* **SHORT TASK**
In the listing below, locate the lines that hold the string "Total". Copy those lines.

* **MATERIAL FOR THIS EXERCISE**

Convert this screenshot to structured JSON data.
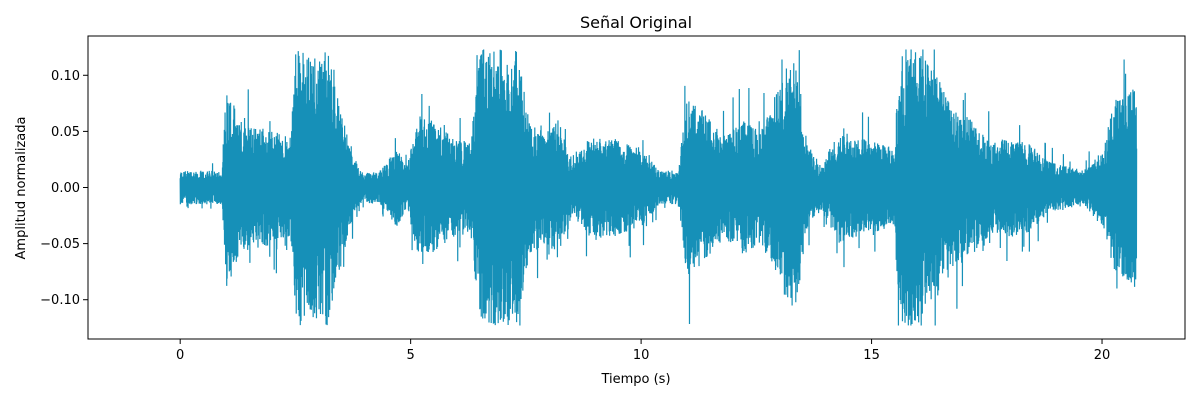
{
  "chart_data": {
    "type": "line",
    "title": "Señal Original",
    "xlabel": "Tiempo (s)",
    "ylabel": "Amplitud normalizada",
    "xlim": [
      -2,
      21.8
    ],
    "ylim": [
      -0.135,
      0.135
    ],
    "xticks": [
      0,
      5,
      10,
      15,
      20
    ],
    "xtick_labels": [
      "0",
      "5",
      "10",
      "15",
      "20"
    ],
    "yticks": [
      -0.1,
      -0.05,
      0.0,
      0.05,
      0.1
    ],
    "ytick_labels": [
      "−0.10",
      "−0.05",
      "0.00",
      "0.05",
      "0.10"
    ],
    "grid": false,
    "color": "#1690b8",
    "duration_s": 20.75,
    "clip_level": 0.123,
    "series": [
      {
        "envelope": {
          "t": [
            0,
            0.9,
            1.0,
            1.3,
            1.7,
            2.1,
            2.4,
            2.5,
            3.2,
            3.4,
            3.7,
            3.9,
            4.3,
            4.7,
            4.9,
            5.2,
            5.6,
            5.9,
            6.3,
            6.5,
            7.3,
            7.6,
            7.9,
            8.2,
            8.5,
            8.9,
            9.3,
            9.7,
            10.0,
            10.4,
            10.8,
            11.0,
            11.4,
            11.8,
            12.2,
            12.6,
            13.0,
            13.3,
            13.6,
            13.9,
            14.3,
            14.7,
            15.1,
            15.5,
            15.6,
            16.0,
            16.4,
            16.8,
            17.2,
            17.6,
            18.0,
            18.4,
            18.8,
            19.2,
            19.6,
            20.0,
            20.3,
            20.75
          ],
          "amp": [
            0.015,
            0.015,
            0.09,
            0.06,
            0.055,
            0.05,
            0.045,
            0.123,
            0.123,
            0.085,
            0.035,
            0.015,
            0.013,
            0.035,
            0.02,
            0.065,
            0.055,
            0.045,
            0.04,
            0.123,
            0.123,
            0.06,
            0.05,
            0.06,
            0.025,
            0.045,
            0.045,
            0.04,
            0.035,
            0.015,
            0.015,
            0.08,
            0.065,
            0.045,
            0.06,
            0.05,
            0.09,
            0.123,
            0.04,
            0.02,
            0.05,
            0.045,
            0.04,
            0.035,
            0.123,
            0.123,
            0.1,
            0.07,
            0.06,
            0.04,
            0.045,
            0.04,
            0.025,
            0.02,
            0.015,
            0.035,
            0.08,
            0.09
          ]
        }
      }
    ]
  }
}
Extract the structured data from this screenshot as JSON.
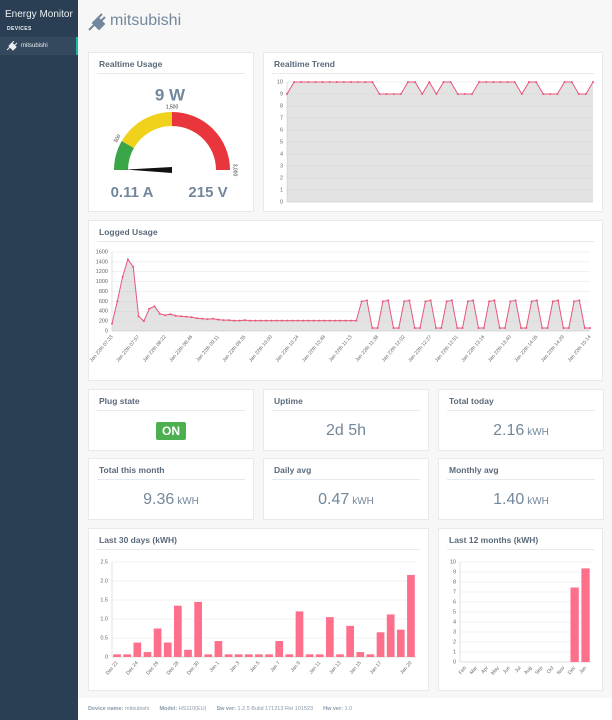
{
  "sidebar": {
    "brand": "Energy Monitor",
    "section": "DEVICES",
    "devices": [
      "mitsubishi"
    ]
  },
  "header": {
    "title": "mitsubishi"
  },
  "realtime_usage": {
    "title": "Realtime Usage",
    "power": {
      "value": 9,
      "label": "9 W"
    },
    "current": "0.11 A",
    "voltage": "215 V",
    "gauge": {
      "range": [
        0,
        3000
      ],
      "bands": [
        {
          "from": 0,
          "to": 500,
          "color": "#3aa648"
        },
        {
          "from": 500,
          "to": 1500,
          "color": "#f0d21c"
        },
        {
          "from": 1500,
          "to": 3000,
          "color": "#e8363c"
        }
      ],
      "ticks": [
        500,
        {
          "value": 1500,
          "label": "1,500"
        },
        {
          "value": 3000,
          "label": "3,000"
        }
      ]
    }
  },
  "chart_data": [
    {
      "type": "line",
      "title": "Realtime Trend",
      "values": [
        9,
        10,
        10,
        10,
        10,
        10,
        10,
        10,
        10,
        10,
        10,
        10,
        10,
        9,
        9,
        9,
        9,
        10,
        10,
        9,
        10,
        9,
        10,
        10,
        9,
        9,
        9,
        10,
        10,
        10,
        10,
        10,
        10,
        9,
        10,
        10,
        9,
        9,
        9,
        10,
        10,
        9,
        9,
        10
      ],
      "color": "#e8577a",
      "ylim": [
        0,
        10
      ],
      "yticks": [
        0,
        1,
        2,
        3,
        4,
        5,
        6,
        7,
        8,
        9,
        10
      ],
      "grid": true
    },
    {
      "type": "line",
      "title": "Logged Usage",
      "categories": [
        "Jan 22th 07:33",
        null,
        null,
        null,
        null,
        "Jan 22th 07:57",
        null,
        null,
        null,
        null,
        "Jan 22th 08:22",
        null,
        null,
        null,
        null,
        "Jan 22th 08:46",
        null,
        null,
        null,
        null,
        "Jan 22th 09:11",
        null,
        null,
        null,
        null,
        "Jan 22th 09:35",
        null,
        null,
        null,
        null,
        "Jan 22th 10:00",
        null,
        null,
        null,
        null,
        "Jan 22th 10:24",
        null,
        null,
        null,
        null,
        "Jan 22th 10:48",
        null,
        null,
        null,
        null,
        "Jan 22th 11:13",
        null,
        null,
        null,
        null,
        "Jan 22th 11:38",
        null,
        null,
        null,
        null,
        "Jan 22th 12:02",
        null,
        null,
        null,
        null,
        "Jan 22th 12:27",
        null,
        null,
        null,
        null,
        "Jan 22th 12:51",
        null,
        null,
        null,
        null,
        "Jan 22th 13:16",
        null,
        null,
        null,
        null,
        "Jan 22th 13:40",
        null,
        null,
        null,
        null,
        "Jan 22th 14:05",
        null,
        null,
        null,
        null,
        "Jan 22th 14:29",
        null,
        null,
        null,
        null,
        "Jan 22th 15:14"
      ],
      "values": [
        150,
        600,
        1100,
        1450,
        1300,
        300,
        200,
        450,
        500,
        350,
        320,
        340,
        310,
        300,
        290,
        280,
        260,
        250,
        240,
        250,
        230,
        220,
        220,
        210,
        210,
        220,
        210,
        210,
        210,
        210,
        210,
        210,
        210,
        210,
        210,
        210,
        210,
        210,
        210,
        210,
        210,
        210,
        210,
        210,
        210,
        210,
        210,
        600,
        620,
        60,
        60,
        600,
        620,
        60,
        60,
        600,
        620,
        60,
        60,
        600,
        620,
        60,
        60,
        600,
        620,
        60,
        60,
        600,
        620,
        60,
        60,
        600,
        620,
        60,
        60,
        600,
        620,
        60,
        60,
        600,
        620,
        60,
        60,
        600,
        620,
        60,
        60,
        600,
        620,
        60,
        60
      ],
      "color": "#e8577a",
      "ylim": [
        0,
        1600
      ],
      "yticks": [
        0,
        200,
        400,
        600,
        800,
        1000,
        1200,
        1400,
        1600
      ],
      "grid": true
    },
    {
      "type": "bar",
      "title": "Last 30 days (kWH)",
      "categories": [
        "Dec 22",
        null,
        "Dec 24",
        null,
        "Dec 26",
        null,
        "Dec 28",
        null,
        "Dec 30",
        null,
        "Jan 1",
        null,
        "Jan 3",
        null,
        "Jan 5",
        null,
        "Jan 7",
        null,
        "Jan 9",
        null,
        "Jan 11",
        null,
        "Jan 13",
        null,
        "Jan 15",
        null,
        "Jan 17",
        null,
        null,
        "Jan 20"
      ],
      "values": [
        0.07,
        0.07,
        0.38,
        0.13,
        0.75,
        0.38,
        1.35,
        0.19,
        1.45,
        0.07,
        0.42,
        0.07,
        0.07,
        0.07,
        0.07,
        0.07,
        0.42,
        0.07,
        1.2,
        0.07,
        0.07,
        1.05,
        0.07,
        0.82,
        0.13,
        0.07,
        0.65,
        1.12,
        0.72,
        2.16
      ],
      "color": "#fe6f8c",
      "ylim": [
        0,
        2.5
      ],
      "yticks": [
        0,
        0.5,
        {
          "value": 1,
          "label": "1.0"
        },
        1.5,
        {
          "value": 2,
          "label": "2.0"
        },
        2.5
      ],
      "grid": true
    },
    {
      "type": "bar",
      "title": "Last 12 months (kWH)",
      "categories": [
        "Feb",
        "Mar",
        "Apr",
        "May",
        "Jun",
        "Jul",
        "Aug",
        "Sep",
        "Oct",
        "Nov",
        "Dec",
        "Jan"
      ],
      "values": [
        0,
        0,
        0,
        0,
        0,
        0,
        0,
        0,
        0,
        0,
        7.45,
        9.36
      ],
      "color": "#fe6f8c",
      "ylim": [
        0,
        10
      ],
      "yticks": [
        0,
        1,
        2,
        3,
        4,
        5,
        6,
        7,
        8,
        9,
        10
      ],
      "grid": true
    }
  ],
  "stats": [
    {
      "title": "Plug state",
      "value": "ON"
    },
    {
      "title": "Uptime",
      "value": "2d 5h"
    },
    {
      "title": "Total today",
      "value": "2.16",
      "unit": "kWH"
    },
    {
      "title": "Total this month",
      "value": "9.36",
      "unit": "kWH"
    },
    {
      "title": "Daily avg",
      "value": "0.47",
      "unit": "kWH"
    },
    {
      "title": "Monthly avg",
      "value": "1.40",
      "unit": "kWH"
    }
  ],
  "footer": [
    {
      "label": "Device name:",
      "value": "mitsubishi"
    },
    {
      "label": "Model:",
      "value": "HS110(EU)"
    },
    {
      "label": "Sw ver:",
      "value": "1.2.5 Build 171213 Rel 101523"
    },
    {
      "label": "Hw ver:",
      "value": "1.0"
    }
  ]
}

==

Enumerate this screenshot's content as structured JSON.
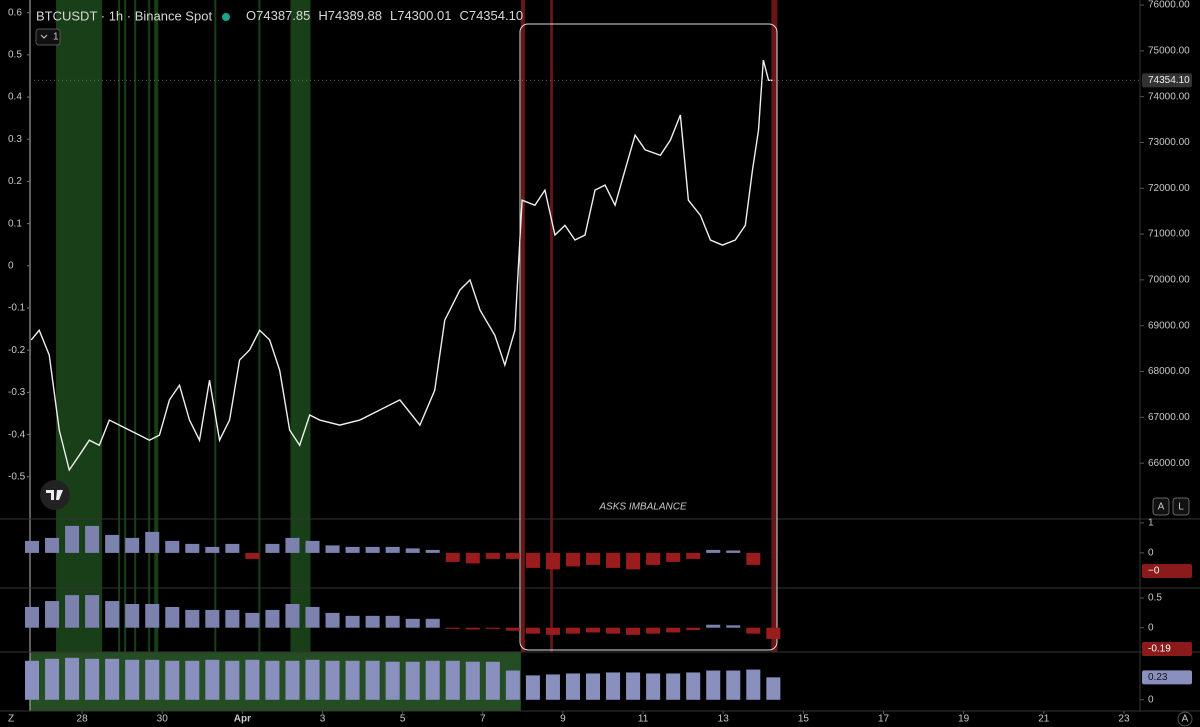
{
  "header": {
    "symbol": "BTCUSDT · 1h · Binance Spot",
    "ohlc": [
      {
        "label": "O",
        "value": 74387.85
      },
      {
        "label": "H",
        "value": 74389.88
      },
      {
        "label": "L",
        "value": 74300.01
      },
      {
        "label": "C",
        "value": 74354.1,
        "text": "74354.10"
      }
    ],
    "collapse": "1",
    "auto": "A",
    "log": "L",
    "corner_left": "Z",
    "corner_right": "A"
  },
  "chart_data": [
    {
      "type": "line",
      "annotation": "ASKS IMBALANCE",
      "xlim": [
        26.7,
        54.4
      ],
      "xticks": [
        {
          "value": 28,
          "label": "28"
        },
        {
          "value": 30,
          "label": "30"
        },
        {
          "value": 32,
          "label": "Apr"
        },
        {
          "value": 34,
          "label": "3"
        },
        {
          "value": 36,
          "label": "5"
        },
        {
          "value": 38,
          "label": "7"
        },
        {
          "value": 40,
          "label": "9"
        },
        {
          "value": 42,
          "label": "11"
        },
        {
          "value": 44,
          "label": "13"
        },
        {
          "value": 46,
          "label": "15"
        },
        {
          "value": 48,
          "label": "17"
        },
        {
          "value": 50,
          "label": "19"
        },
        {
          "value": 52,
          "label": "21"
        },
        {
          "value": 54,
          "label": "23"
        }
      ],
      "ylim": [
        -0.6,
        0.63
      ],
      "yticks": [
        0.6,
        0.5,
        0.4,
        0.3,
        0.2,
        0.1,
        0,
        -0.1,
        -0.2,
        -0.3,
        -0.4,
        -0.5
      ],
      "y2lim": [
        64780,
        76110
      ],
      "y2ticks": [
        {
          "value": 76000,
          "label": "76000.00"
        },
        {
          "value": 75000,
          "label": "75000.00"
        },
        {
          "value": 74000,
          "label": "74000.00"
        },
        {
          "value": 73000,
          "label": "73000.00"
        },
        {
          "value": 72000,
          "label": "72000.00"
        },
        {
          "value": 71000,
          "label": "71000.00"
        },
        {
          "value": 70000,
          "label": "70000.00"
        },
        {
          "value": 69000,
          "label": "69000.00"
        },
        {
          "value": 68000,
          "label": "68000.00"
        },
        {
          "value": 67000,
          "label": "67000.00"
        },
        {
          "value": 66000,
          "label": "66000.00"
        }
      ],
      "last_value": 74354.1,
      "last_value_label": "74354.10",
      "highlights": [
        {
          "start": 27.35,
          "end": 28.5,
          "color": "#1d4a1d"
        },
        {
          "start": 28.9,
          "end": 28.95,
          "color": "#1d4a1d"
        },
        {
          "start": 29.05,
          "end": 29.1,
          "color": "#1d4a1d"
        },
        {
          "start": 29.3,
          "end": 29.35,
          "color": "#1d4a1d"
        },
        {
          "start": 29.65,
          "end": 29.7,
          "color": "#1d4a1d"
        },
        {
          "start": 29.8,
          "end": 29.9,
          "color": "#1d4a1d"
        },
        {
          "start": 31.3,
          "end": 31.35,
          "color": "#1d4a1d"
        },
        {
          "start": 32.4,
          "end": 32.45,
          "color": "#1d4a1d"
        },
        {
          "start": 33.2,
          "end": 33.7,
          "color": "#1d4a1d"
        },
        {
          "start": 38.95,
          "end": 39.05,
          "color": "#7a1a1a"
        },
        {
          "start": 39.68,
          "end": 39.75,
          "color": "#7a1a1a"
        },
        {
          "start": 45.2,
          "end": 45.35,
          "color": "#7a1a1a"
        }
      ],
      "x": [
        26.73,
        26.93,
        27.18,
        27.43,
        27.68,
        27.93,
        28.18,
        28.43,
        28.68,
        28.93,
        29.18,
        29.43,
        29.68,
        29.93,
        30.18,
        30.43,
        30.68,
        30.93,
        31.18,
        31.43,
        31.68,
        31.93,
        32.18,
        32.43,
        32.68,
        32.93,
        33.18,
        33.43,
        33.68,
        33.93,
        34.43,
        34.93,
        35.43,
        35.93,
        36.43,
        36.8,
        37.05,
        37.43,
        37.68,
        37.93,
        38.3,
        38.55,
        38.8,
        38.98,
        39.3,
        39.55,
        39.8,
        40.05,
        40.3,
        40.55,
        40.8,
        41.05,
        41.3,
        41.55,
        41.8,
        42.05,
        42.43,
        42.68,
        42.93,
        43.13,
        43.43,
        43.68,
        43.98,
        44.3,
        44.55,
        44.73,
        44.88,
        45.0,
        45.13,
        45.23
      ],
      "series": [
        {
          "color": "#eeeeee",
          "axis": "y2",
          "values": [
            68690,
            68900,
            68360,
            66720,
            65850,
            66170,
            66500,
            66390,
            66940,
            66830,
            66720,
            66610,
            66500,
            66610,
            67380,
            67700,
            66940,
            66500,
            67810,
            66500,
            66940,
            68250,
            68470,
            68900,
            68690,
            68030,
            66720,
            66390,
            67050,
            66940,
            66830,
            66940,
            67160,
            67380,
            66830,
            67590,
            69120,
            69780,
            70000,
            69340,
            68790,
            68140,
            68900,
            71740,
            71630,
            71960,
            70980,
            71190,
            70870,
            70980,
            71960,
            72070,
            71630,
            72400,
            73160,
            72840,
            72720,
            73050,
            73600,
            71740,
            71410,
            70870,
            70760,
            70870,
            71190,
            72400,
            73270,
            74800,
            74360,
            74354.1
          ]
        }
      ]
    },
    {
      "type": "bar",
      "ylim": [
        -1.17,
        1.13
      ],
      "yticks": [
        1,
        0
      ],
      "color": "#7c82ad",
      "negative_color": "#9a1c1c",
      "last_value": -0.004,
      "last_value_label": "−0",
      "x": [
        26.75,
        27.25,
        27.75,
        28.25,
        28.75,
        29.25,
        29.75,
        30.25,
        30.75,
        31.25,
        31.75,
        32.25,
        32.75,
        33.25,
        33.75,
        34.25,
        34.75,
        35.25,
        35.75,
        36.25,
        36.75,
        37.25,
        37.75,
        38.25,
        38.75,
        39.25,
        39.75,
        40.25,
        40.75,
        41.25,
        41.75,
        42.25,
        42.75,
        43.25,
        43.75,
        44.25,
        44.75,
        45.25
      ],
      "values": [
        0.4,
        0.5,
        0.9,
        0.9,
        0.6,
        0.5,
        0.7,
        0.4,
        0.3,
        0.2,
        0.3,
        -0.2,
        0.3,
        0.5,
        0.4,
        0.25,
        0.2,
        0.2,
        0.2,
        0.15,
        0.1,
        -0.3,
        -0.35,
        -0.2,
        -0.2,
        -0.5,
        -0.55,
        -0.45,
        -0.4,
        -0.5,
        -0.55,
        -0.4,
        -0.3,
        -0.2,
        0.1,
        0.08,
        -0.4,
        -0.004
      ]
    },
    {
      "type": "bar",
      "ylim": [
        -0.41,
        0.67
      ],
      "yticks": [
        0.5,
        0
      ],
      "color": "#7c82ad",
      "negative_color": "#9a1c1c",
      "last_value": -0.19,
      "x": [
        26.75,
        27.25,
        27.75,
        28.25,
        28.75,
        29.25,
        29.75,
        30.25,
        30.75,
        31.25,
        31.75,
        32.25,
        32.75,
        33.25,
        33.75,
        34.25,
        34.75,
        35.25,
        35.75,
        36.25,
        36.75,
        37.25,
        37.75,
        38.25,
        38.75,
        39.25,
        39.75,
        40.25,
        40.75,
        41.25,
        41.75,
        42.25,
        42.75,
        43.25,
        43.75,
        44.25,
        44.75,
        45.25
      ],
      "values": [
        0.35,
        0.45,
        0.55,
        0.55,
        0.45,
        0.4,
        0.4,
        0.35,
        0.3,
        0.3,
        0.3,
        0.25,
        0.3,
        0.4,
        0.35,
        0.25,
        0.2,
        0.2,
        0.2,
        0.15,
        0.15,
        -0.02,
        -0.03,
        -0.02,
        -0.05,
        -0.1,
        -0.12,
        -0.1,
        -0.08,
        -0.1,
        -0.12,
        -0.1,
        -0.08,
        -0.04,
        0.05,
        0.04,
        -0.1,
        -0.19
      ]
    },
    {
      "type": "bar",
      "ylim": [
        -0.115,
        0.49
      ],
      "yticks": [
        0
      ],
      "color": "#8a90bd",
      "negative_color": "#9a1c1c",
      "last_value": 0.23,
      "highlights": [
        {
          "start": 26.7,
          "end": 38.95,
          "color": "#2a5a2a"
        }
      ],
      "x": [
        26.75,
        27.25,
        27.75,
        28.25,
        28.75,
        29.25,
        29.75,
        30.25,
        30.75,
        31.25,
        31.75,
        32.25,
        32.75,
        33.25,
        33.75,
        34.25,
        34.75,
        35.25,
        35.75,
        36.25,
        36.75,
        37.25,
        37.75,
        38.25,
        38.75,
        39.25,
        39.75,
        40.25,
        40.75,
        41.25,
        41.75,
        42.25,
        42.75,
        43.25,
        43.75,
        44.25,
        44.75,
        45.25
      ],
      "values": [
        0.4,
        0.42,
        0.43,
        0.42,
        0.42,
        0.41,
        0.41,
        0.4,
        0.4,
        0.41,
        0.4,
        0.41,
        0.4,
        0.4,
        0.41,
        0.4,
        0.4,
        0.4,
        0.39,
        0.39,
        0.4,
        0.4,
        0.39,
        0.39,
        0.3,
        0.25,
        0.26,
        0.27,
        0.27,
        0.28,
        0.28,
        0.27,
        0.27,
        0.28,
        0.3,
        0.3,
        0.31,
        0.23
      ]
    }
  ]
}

* **ANSWER TO THE EXERCISE**
      "title": "Total today",
      "title": "Total this month",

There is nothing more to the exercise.